> [WRITTEN REQUEST]
Return the complete listing that follows, with each line reproduced exactly.

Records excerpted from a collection
^^^^^^^^^^^^^^^^

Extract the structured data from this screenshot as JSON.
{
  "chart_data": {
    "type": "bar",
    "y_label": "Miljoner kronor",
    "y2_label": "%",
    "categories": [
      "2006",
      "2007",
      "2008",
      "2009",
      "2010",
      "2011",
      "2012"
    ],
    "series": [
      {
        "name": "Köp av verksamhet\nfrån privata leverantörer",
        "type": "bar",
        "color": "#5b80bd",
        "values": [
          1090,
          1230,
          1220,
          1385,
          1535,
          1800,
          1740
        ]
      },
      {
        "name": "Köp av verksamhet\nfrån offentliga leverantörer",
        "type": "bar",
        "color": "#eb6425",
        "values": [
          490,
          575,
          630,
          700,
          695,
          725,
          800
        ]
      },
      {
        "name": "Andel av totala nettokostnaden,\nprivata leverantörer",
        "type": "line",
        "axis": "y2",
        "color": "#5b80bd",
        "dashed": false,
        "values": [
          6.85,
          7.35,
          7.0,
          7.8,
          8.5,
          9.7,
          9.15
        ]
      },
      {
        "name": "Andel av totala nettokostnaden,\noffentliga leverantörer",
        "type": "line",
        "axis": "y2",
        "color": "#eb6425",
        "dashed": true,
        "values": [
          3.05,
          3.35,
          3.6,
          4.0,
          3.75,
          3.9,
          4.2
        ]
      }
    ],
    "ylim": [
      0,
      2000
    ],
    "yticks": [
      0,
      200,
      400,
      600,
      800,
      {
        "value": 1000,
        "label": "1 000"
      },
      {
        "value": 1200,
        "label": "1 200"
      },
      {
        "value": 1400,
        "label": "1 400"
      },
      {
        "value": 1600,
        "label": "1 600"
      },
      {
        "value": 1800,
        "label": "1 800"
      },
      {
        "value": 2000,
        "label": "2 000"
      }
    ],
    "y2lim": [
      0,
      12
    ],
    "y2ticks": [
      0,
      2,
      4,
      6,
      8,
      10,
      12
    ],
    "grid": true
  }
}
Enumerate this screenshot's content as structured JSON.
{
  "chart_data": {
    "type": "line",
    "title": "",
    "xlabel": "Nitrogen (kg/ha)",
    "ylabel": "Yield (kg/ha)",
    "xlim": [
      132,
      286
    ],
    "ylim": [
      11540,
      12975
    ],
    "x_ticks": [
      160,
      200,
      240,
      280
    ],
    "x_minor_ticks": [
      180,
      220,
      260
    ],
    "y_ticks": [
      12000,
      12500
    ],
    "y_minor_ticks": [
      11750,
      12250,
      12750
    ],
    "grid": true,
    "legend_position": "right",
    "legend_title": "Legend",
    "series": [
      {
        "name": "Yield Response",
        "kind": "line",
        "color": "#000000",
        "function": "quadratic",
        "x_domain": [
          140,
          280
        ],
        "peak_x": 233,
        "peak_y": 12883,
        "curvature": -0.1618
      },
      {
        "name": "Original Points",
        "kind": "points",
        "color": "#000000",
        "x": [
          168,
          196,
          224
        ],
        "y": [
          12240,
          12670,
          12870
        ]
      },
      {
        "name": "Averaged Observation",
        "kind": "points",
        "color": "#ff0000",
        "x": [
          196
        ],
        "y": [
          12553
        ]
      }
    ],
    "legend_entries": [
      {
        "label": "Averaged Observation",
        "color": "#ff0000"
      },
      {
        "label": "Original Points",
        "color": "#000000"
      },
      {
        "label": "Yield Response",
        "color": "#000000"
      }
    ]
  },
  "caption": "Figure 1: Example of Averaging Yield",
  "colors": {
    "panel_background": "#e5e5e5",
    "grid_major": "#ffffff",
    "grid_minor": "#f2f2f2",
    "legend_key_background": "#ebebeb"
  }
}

^^^^^^^^^^^^^^^^

> [TASK RESULT]
Extract the structured data from this screenshot as JSON.
{
  "chart_data": {
    "type": "bar",
    "y_label": "Miljoner kronor",
    "y2_label": "%",
    "categories": [
      "2006",
      "2007",
      "2008",
      "2009",
      "2010",
      "2011",
      "2012"
    ],
    "series": [
      {
        "name": "Köp av verksamhet\nfrån privata leverantörer",
        "type": "bar",
        "color": "#5b80bd",
        "values": [
          1090,
          1230,
          1220,
          1385,
          1535,
          1800,
          1740
        ]
      },
      {
        "name": "Köp av verksamhet\nfrån offentliga leverantörer",
        "type": "bar",
        "color": "#eb6425",
        "values": [
          490,
          575,
          630,
          700,
          695,
          725,
          800
        ]
      },
      {
        "name": "Andel av totala nettokostnaden,\nprivata leverantörer",
        "type": "line",
        "axis": "y2",
        "color": "#5b80bd",
        "dashed": false,
        "values": [
          6.85,
          7.35,
          7.0,
          7.8,
          8.5,
          9.7,
          9.15
        ]
      },
      {
        "name": "Andel av totala nettokostnaden,\noffentliga leverantörer",
        "type": "line",
        "axis": "y2",
        "color": "#eb6425",
        "dashed": true,
        "values": [
          3.05,
          3.35,
          3.6,
          4.0,
          3.75,
          3.9,
          4.2
        ]
      }
    ],
    "ylim": [
      0,
      2000
    ],
    "yticks": [
      0,
      200,
      400,
      600,
      800,
      {
        "value": 1000,
        "label": "1 000"
      },
      {
        "value": 1200,
        "label": "1 200"
      },
      {
        "value": 1400,
        "label": "1 400"
      },
      {
        "value": 1600,
        "label": "1 600"
      },
      {
        "value": 1800,
        "label": "1 800"
      },
      {
        "value": 2000,
        "label": "2 000"
      }
    ],
    "y2lim": [
      0,
      12
    ],
    "y2ticks": [
      0,
      2,
      4,
      6,
      8,
      10,
      12
    ],
    "grid": true
  }
}
Enumerate this screenshot's content as structured JSON.
{
  "chart_data": {
    "type": "line",
    "title": "",
    "xlabel": "Nitrogen (kg/ha)",
    "ylabel": "Yield (kg/ha)",
    "xlim": [
      132,
      286
    ],
    "ylim": [
      11540,
      12975
    ],
    "x_ticks": [
      160,
      200,
      240,
      280
    ],
    "x_minor_ticks": [
      180,
      220,
      260
    ],
    "y_ticks": [
      12000,
      12500
    ],
    "y_minor_ticks": [
      11750,
      12250,
      12750
    ],
    "grid": true,
    "legend_position": "right",
    "legend_title": "Legend",
    "series": [
      {
        "name": "Yield Response",
        "kind": "line",
        "color": "#000000",
        "function": "quadratic",
        "x_domain": [
          140,
          280
        ],
        "peak_x": 233,
        "peak_y": 12883,
        "curvature": -0.1618
      },
      {
        "name": "Original Points",
        "kind": "points",
        "color": "#000000",
        "x": [
          168,
          196,
          224
        ],
        "y": [
          12240,
          12670,
          12870
        ]
      },
      {
        "name": "Averaged Observation",
        "kind": "points",
        "color": "#ff0000",
        "x": [
          196
        ],
        "y": [
          12553
        ]
      }
    ],
    "legend_entries": [
      {
        "label": "Averaged Observation",
        "color": "#ff0000"
      },
      {
        "label": "Original Points",
        "color": "#000000"
      },
      {
        "label": "Yield Response",
        "color": "#000000"
      }
    ]
  },
  "caption": "Figure 1: Example of Averaging Yield",
  "colors": {
    "panel_background": "#e5e5e5",
    "grid_major": "#ffffff",
    "grid_minor": "#f2f2f2",
    "legend_key_background": "#ebebeb"
  }
}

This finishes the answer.